[EXCERPTED DATA]
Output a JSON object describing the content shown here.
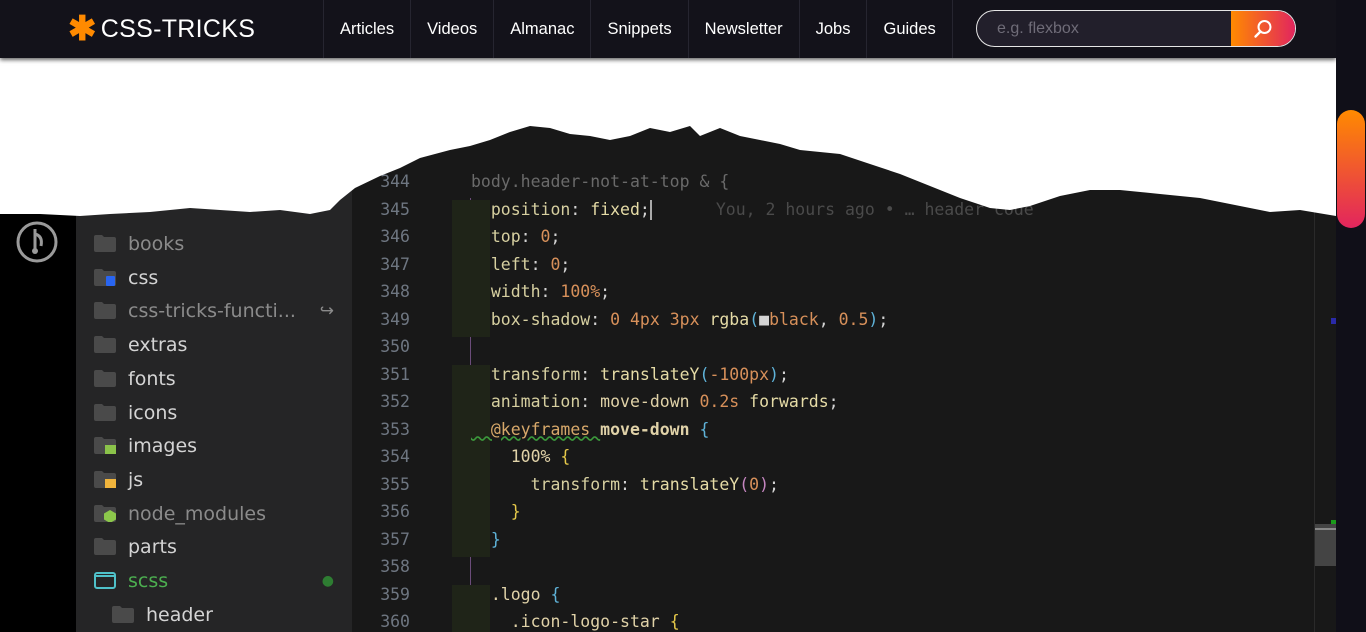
{
  "header": {
    "logo_text": "CSS-TRICKS",
    "nav": [
      "Articles",
      "Videos",
      "Almanac",
      "Snippets",
      "Newsletter",
      "Jobs",
      "Guides"
    ],
    "search_placeholder": "e.g. flexbox",
    "search_icon": "search-icon",
    "accent_gradient": [
      "#ff8a00",
      "#e2255e"
    ]
  },
  "sidebar": {
    "items": [
      {
        "label": "books",
        "icon": "folder-icon",
        "style": "dim"
      },
      {
        "label": "css",
        "icon": "folder-css-icon",
        "style": ""
      },
      {
        "label": "css-tricks-functi...",
        "icon": "folder-icon",
        "style": "dim",
        "badge": "↪"
      },
      {
        "label": "extras",
        "icon": "folder-icon",
        "style": ""
      },
      {
        "label": "fonts",
        "icon": "folder-icon",
        "style": ""
      },
      {
        "label": "icons",
        "icon": "folder-icon",
        "style": ""
      },
      {
        "label": "images",
        "icon": "folder-images-icon",
        "style": ""
      },
      {
        "label": "js",
        "icon": "folder-js-icon",
        "style": ""
      },
      {
        "label": "node_modules",
        "icon": "folder-node-icon",
        "style": "dim"
      },
      {
        "label": "parts",
        "icon": "folder-icon",
        "style": ""
      },
      {
        "label": "scss",
        "icon": "folder-open-icon",
        "style": "green",
        "badge": "●"
      },
      {
        "label": "header",
        "icon": "folder-icon",
        "style": "",
        "indent": true
      }
    ]
  },
  "palette": {
    "p": "#d6cfa0",
    "v": "#e5dba6",
    "n": "#d7905a",
    "b": "#5fb3d9",
    "y": "#e6c94a",
    "m": "#c586c0",
    "t": "#d4d4d4",
    "w": "#e0d2a8",
    "d": "#6a6a6a",
    "k": "#d7a86a"
  },
  "editor": {
    "blame": "You, 2 hours ago • … header code",
    "lines": [
      {
        "n": "344",
        "t": [
          [
            "body.header-not-at-top & ",
            "d"
          ],
          [
            "{",
            "d"
          ]
        ]
      },
      {
        "n": "345",
        "t": [
          [
            "  position",
            "p"
          ],
          [
            ": ",
            "t"
          ],
          [
            "fixed",
            "v"
          ],
          [
            ";",
            "t"
          ]
        ]
      },
      {
        "n": "346",
        "t": [
          [
            "  top",
            "p"
          ],
          [
            ": ",
            "t"
          ],
          [
            "0",
            "n"
          ],
          [
            ";",
            "t"
          ]
        ]
      },
      {
        "n": "347",
        "t": [
          [
            "  left",
            "p"
          ],
          [
            ": ",
            "t"
          ],
          [
            "0",
            "n"
          ],
          [
            ";",
            "t"
          ]
        ]
      },
      {
        "n": "348",
        "t": [
          [
            "  width",
            "p"
          ],
          [
            ": ",
            "t"
          ],
          [
            "100%",
            "n"
          ],
          [
            ";",
            "t"
          ]
        ]
      },
      {
        "n": "349",
        "t": [
          [
            "  box-shadow",
            "p"
          ],
          [
            ": ",
            "t"
          ],
          [
            "0 4px 3px ",
            "n"
          ],
          [
            "rgba",
            "v"
          ],
          [
            "(",
            "b"
          ],
          [
            "■",
            "t"
          ],
          [
            "black",
            "n"
          ],
          [
            ", ",
            "t"
          ],
          [
            "0.5",
            "n"
          ],
          [
            ")",
            "b"
          ],
          [
            ";",
            "t"
          ]
        ]
      },
      {
        "n": "350",
        "t": []
      },
      {
        "n": "351",
        "t": [
          [
            "  transform",
            "p"
          ],
          [
            ": ",
            "t"
          ],
          [
            "translateY",
            "v"
          ],
          [
            "(",
            "b"
          ],
          [
            "-100px",
            "n"
          ],
          [
            ")",
            "b"
          ],
          [
            ";",
            "t"
          ]
        ]
      },
      {
        "n": "352",
        "t": [
          [
            "  animation",
            "p"
          ],
          [
            ": ",
            "t"
          ],
          [
            "move-down ",
            "w"
          ],
          [
            "0.2s ",
            "n"
          ],
          [
            "forwards",
            "v"
          ],
          [
            ";",
            "t"
          ]
        ]
      },
      {
        "n": "353",
        "t": [
          [
            "  @keyframes ",
            "k"
          ],
          [
            "move-down ",
            "w"
          ],
          [
            "{",
            "b"
          ]
        ]
      },
      {
        "n": "354",
        "t": [
          [
            "    100% ",
            "w"
          ],
          [
            "{",
            "y"
          ]
        ]
      },
      {
        "n": "355",
        "t": [
          [
            "      transform",
            "p"
          ],
          [
            ": ",
            "t"
          ],
          [
            "translateY",
            "v"
          ],
          [
            "(",
            "m"
          ],
          [
            "0",
            "n"
          ],
          [
            ")",
            "m"
          ],
          [
            ";",
            "t"
          ]
        ]
      },
      {
        "n": "356",
        "t": [
          [
            "    }",
            "y"
          ]
        ]
      },
      {
        "n": "357",
        "t": [
          [
            "  }",
            "b"
          ]
        ]
      },
      {
        "n": "358",
        "t": []
      },
      {
        "n": "359",
        "t": [
          [
            "  .logo ",
            "w"
          ],
          [
            "{",
            "b"
          ]
        ]
      },
      {
        "n": "360",
        "t": [
          [
            "    .icon-logo-star ",
            "w"
          ],
          [
            "{",
            "y"
          ]
        ]
      }
    ]
  }
}
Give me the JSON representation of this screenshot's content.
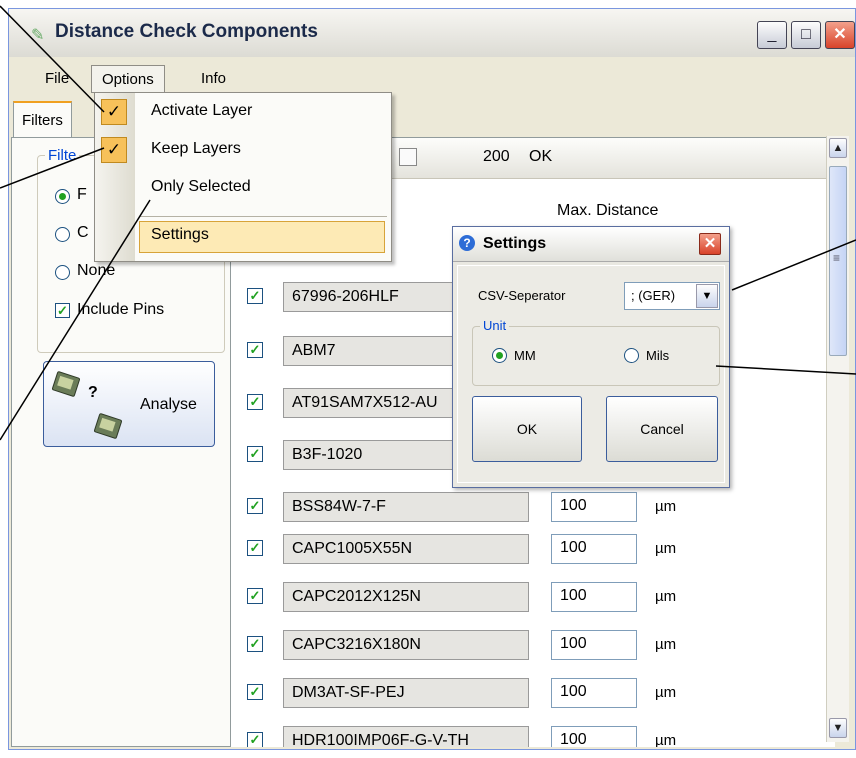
{
  "window": {
    "title": "Distance Check Components",
    "minimize": "_",
    "maximize": "□",
    "close": "✕"
  },
  "menubar": {
    "file": "File",
    "options": "Options",
    "info": "Info"
  },
  "options_menu": {
    "items": [
      {
        "label": "Activate Layer",
        "checked": true
      },
      {
        "label": "Keep Layers",
        "checked": true
      },
      {
        "label": "Only Selected",
        "checked": false
      },
      {
        "label": "Settings",
        "checked": false
      }
    ],
    "check_glyph": "✓"
  },
  "tabs": {
    "filters": "Filters"
  },
  "filter_group": {
    "label": "Filte",
    "options": [
      {
        "label": "F",
        "selected": true
      },
      {
        "label": "C",
        "selected": false
      },
      {
        "label": "None",
        "selected": false
      }
    ],
    "include_pins": {
      "label": "Include Pins",
      "checked": true
    }
  },
  "analyse": {
    "label": "Analyse",
    "qmark": "?"
  },
  "toolbar": {
    "value": "200",
    "ok": "OK"
  },
  "columns": {
    "max_distance": "Max. Distance"
  },
  "components": [
    {
      "name": "67996-206HLF",
      "distance": "",
      "unit": ""
    },
    {
      "name": "ABM7",
      "distance": "",
      "unit": ""
    },
    {
      "name": "AT91SAM7X512-AU",
      "distance": "",
      "unit": ""
    },
    {
      "name": "B3F-1020",
      "distance": "",
      "unit": ""
    },
    {
      "name": "BSS84W-7-F",
      "distance": "100",
      "unit": "µm"
    },
    {
      "name": "CAPC1005X55N",
      "distance": "100",
      "unit": "µm"
    },
    {
      "name": "CAPC2012X125N",
      "distance": "100",
      "unit": "µm"
    },
    {
      "name": "CAPC3216X180N",
      "distance": "100",
      "unit": "µm"
    },
    {
      "name": "DM3AT-SF-PEJ",
      "distance": "100",
      "unit": "µm"
    },
    {
      "name": "HDR100IMP06F-G-V-TH",
      "distance": "100",
      "unit": "µm"
    }
  ],
  "checkmark": "✓",
  "settings_dialog": {
    "title": "Settings",
    "help": "?",
    "close": "✕",
    "csv_label": "CSV-Seperator",
    "csv_value": "; (GER)",
    "dropdown_arrow": "▼",
    "unit_group": "Unit",
    "unit_mm": "MM",
    "unit_mils": "Mils",
    "unit_selected": "MM",
    "ok": "OK",
    "cancel": "Cancel"
  },
  "scrollbar": {
    "up": "▲",
    "down": "▼",
    "grip": "≡"
  },
  "colors": {
    "accent_check": "#f7c15a",
    "menu_hover": "#fdeab5",
    "checkbox_tick": "#21a121",
    "group_label": "#0046d5"
  }
}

[WHAT IS NEEDED]
Which lines contain "true"? Copy each of them out.

[FULL ANSWER]
        "indent": true
        "checked": true
        "checked": true
        "selected": true
      "checked": true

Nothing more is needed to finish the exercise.